━━━━━ Extracted entries

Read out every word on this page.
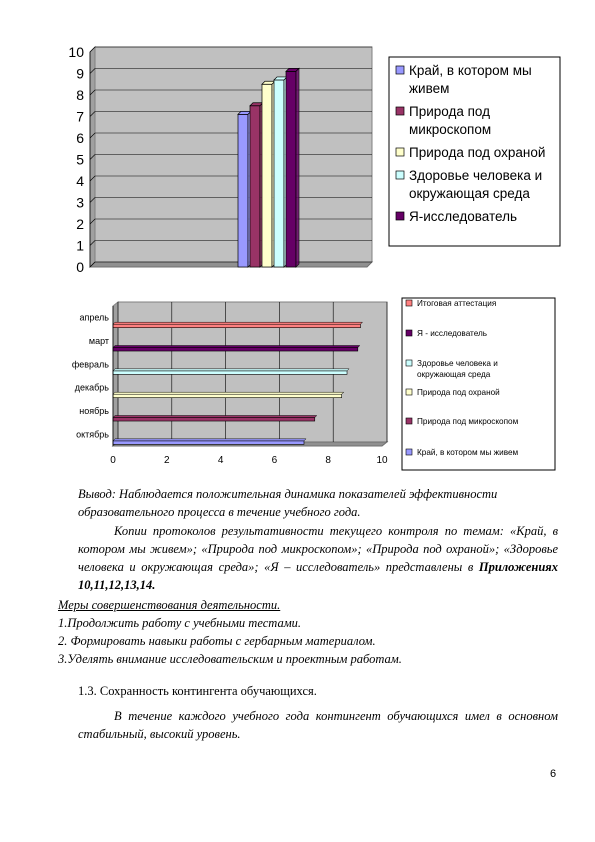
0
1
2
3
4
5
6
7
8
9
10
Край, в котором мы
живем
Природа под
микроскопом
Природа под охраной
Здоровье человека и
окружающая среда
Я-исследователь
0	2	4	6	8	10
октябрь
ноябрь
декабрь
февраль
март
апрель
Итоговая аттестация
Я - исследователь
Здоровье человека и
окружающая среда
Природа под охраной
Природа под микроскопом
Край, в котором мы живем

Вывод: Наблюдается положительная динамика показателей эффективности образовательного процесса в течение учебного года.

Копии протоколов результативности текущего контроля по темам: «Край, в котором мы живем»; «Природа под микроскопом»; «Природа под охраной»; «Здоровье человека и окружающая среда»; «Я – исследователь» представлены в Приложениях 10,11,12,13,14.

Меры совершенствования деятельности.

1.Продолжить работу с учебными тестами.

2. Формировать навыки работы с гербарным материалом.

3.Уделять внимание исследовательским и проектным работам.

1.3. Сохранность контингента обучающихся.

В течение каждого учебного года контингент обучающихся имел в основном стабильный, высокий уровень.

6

━━━━━━━━━━
━━━━━ Extracted entries

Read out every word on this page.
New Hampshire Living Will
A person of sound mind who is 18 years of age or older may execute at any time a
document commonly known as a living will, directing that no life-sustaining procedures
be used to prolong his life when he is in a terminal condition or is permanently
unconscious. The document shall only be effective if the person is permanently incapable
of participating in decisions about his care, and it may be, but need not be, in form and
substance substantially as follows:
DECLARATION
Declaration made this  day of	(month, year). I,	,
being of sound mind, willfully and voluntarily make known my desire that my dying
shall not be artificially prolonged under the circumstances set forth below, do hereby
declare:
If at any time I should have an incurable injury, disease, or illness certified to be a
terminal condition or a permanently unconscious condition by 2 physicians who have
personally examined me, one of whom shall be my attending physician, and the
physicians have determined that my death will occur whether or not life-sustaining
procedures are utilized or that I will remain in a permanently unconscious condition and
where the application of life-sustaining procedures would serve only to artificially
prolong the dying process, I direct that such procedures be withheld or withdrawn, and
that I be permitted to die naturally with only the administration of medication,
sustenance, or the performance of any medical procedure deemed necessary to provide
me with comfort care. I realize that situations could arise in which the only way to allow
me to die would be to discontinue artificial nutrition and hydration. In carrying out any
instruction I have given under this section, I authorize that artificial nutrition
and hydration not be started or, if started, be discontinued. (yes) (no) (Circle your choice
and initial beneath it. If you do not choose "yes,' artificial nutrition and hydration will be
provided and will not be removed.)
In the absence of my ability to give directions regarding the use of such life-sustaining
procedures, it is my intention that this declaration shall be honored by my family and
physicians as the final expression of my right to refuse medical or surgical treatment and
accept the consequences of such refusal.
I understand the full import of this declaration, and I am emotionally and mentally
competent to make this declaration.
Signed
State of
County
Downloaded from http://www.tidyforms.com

━━━━━━━━━━

Work to complete -
Pick every line with "Край" in it and copy it.

Finished answer -
Край, в котором мы
Край, в котором мы живем
Копии протоколов результативности текущего контроля по темам: «Край, в котором мы живем»; «Природа под микроскопом»; «Природа под охраной»; «Здоровье человека и окружающая среда»; «Я – исследователь» представлены в Приложениях 10,11,12,13,14.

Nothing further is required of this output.